◆ Input:

==*==

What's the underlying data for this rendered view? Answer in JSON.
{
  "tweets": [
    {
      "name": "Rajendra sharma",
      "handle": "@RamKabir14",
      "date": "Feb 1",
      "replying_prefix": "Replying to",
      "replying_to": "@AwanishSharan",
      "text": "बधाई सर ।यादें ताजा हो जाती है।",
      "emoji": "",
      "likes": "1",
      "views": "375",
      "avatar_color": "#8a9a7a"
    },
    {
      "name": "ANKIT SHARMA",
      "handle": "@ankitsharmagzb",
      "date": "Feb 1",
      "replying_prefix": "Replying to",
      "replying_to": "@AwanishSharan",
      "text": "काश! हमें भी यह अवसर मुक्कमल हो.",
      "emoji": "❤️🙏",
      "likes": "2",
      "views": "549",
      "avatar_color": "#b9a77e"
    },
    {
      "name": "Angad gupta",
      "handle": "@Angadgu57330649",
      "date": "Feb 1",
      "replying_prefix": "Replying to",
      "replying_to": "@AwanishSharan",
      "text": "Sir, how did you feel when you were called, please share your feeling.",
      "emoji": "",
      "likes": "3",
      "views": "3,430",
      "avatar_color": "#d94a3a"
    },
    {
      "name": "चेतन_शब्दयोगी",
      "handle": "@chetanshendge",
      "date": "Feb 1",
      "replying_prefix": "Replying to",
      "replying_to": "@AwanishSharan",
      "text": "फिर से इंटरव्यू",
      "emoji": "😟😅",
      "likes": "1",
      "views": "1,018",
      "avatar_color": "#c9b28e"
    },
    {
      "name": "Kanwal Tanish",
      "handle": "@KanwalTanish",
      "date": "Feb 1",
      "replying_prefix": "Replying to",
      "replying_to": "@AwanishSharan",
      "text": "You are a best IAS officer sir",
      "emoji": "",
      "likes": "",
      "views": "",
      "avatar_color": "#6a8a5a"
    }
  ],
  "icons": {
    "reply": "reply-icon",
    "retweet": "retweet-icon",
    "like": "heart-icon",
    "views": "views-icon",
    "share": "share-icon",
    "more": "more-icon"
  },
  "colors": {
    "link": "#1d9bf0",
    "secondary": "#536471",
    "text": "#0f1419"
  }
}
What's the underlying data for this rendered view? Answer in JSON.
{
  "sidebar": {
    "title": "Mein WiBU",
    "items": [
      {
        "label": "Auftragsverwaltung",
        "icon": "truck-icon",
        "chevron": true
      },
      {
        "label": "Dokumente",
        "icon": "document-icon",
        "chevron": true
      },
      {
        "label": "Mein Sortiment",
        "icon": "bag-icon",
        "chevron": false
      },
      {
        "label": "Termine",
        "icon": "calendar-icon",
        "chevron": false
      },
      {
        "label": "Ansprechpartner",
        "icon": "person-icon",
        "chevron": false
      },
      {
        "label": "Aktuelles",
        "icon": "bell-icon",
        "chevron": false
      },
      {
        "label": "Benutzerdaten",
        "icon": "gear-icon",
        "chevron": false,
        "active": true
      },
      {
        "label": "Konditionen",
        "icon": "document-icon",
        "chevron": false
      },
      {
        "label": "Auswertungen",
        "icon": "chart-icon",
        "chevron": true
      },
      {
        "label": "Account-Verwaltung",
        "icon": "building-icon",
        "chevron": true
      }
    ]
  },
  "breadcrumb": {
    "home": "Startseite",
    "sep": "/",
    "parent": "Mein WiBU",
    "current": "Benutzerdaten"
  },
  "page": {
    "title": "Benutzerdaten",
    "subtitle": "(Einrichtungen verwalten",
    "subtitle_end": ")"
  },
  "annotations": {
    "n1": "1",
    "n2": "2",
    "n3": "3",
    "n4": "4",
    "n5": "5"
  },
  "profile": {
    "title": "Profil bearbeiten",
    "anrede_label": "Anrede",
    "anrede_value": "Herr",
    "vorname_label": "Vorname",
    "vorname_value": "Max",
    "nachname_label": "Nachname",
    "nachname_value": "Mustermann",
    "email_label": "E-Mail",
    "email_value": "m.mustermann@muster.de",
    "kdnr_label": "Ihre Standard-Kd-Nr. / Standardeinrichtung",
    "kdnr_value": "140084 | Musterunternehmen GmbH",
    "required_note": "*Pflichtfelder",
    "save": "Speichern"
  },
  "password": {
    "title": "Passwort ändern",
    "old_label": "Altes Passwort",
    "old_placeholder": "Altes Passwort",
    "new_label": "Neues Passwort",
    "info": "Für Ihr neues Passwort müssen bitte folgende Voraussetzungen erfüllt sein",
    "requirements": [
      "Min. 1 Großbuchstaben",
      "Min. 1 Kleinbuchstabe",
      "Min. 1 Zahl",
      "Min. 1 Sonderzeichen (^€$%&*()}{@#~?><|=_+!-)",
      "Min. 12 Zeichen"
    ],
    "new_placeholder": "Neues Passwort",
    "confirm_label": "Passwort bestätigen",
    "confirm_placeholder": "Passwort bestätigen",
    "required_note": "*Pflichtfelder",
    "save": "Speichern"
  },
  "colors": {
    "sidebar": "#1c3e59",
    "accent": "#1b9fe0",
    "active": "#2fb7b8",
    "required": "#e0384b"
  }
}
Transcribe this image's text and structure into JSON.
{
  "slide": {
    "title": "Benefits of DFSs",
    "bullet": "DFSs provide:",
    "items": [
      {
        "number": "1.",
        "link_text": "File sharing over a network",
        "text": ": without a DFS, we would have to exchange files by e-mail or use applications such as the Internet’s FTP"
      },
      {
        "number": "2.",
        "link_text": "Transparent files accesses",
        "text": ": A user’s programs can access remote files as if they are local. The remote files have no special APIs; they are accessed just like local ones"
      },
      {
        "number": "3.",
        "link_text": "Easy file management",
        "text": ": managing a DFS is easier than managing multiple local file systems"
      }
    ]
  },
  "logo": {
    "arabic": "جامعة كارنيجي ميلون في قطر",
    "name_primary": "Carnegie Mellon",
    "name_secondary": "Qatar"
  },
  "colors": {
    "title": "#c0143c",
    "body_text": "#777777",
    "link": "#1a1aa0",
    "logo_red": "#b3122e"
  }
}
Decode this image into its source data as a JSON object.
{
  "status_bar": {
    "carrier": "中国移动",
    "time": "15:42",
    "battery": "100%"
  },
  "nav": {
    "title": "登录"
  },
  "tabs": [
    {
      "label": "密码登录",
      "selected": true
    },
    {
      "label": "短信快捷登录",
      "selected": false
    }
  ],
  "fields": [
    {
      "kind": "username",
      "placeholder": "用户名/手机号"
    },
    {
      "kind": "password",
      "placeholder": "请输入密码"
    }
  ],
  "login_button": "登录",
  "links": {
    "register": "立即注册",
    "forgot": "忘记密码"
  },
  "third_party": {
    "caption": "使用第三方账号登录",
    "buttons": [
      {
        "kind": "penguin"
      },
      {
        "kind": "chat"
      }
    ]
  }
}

==*==

◆ Given task: Go through the entries above and count the lines containing the word "image"; give only that count.

◆ Task solution: 2